■ Written request:
From the listing below, extract each line containing the string "text".

■ Given data:
>>>>>

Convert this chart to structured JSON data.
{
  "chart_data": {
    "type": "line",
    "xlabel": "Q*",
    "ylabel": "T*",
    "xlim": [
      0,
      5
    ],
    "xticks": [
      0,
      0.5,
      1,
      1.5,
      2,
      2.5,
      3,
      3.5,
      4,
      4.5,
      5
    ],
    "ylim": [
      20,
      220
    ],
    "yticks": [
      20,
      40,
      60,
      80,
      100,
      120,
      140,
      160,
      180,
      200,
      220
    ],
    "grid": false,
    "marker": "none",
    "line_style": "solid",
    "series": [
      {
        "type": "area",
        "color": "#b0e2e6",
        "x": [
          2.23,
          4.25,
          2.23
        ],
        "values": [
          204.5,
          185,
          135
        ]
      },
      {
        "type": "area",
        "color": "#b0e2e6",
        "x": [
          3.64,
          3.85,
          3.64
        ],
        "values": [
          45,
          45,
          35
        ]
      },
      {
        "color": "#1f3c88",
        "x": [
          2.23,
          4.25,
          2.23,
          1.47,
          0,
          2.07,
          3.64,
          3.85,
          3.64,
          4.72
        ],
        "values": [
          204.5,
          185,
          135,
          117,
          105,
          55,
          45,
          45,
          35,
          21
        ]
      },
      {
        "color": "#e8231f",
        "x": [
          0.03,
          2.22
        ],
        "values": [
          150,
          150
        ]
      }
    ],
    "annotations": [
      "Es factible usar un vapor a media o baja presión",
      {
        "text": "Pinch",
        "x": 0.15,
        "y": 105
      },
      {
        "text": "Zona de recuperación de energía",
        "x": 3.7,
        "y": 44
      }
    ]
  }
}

<<<<<

■ Final answer:
        "text": "Pinch",
        "text": "Zona de recuperación de energía",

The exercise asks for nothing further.